> **RECORDS FOR THE EXERCISE**
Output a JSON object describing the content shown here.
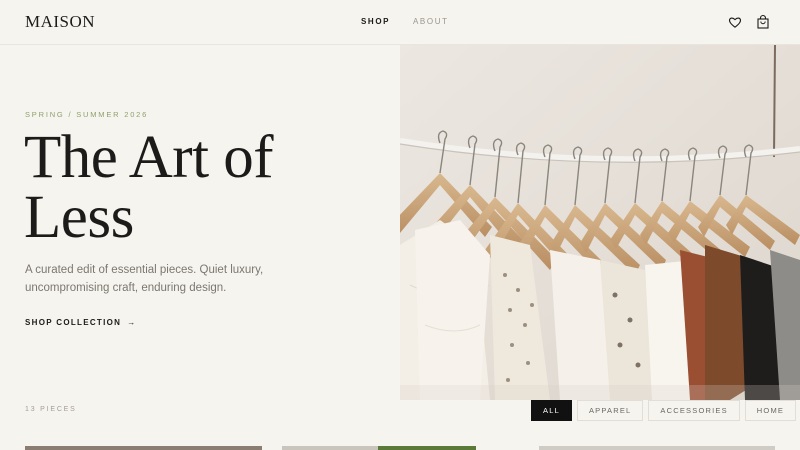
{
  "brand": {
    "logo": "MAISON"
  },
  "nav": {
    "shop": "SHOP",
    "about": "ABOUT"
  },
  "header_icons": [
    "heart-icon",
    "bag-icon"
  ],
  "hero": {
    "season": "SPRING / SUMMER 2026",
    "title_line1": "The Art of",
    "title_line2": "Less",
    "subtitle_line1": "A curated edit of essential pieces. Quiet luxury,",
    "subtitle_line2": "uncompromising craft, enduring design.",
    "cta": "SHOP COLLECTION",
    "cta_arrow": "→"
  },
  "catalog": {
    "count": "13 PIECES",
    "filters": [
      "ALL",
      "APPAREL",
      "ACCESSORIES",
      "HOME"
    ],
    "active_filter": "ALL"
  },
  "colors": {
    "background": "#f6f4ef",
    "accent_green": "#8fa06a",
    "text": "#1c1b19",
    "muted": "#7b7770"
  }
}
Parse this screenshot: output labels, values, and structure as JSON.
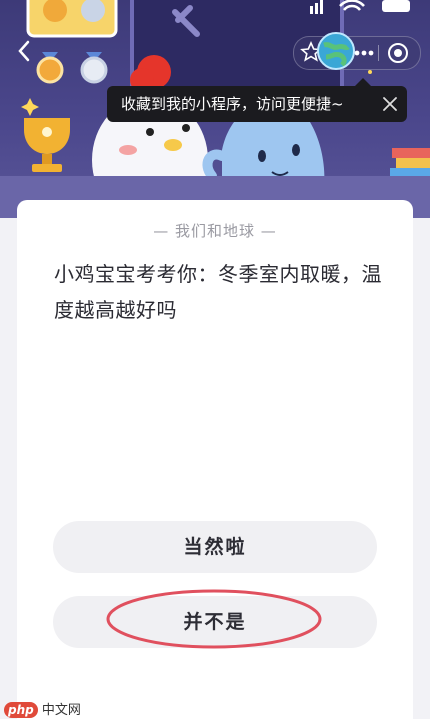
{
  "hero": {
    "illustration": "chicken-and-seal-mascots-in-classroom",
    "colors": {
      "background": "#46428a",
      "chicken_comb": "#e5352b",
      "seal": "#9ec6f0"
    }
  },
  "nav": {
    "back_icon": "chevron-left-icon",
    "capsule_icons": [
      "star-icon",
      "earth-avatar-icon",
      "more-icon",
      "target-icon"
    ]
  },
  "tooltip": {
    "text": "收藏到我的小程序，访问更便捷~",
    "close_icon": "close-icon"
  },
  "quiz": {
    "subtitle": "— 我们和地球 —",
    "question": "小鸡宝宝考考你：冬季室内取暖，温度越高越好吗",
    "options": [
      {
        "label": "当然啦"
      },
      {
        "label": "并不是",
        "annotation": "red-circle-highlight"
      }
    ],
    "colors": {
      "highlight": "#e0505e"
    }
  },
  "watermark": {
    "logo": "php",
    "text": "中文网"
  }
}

> **EXERCISE GOAL**
Retype each record exactly as it stands, but do not include the pictures.

> **THE OUTPUT**
Output a JSON object describing the content shown here.
{
  "brand": {
    "logo": "MAISON"
  },
  "nav": {
    "shop": "SHOP",
    "about": "ABOUT"
  },
  "header_icons": [
    "heart-icon",
    "bag-icon"
  ],
  "hero": {
    "season": "SPRING / SUMMER 2026",
    "title_line1": "The Art of",
    "title_line2": "Less",
    "subtitle_line1": "A curated edit of essential pieces. Quiet luxury,",
    "subtitle_line2": "uncompromising craft, enduring design.",
    "cta": "SHOP COLLECTION",
    "cta_arrow": "→"
  },
  "catalog": {
    "count": "13 PIECES",
    "filters": [
      "ALL",
      "APPAREL",
      "ACCESSORIES",
      "HOME"
    ],
    "active_filter": "ALL"
  },
  "colors": {
    "background": "#f6f4ef",
    "accent_green": "#8fa06a",
    "text": "#1c1b19",
    "muted": "#7b7770"
  }
}
Parse this screenshot: output labels, values, and structure as JSON.
{
  "hero": {
    "illustration": "chicken-and-seal-mascots-in-classroom",
    "colors": {
      "background": "#46428a",
      "chicken_comb": "#e5352b",
      "seal": "#9ec6f0"
    }
  },
  "nav": {
    "back_icon": "chevron-left-icon",
    "capsule_icons": [
      "star-icon",
      "earth-avatar-icon",
      "more-icon",
      "target-icon"
    ]
  },
  "tooltip": {
    "text": "收藏到我的小程序，访问更便捷~",
    "close_icon": "close-icon"
  },
  "quiz": {
    "subtitle": "— 我们和地球 —",
    "question": "小鸡宝宝考考你：冬季室内取暖，温度越高越好吗",
    "options": [
      {
        "label": "当然啦"
      },
      {
        "label": "并不是",
        "annotation": "red-circle-highlight"
      }
    ],
    "colors": {
      "highlight": "#e0505e"
    }
  },
  "watermark": {
    "logo": "php",
    "text": "中文网"
  }
}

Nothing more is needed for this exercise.